» THE PROBLEM
Find every line containing the word "JSON" in the records below; report only how many there are.

» INPUT MATERIAL
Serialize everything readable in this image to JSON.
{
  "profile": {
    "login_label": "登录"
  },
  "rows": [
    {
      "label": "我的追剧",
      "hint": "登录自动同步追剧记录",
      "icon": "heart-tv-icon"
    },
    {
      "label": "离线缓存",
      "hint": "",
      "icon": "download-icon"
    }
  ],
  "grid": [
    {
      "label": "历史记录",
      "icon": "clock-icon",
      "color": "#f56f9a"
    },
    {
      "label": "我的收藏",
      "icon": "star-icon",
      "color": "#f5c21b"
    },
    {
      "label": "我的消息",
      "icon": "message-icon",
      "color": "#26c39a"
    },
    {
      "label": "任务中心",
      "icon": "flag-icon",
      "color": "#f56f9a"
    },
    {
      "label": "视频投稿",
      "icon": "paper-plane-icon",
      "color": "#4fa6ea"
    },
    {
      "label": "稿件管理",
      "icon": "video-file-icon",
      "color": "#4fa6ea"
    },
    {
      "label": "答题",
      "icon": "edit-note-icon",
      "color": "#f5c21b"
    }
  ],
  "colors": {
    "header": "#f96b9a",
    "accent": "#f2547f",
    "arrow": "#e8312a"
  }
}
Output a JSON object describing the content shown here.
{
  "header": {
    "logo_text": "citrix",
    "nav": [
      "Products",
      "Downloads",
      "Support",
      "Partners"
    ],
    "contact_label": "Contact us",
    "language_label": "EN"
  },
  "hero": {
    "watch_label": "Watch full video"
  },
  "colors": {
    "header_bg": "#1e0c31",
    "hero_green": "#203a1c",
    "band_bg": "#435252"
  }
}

...

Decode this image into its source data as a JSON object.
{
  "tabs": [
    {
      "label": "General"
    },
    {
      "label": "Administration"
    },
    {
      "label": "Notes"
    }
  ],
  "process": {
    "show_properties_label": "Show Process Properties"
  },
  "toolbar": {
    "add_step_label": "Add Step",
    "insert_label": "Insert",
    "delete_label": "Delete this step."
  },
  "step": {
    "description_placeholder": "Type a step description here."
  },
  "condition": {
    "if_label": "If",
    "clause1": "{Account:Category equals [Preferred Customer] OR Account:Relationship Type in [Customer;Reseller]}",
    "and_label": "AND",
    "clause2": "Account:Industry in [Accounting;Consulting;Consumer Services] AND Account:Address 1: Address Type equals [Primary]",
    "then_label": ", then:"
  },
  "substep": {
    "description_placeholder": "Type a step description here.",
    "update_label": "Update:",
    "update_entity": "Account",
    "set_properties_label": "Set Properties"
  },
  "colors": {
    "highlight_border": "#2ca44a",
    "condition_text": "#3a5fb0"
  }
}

---

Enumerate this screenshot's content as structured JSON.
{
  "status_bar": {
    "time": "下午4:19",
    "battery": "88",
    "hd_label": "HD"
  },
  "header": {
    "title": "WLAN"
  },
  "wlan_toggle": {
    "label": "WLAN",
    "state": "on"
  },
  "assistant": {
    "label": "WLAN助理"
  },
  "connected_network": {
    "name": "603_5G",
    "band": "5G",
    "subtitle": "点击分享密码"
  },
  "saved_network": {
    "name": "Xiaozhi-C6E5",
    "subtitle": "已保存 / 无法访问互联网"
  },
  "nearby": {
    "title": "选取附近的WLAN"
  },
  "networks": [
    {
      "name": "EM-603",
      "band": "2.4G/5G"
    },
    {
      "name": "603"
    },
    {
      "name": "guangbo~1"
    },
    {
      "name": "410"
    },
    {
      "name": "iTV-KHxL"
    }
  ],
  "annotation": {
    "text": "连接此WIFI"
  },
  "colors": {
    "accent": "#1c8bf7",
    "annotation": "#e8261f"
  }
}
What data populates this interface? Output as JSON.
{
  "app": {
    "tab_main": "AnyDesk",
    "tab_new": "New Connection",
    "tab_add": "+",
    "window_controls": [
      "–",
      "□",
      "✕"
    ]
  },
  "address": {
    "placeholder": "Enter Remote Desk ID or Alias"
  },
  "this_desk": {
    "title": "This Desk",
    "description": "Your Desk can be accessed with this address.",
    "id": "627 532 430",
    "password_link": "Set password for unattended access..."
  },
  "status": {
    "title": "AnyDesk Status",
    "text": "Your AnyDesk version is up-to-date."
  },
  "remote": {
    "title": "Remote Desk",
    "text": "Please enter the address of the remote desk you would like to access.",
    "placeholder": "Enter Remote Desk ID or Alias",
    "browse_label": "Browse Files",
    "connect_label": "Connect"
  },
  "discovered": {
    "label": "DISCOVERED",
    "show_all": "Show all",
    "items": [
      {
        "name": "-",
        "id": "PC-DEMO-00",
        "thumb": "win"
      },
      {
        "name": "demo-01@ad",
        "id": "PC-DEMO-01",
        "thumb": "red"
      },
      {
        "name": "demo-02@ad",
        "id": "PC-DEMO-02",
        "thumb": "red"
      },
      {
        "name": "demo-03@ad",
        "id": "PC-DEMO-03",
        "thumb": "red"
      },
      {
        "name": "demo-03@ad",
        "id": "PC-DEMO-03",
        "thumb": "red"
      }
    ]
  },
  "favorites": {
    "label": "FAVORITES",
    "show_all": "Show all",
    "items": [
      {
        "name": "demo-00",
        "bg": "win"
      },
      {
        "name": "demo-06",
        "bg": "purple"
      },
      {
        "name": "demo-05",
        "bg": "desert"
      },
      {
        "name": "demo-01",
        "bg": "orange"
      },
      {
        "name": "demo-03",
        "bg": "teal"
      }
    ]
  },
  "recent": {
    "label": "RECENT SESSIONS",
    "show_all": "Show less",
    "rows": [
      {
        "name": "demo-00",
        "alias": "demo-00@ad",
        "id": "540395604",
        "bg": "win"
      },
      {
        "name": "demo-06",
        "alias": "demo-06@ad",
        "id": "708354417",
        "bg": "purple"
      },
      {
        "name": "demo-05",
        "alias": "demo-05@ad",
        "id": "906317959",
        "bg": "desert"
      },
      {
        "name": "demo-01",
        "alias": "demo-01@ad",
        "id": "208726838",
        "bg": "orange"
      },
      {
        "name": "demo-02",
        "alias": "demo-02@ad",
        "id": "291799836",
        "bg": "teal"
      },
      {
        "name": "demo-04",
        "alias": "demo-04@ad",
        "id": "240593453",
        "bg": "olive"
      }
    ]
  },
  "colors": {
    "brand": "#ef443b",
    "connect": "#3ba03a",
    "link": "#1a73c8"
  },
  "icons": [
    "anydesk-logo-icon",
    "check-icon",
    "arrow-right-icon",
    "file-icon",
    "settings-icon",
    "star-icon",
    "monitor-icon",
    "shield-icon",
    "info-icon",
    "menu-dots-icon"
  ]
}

» ANSWER TO THIS PROBLEM
5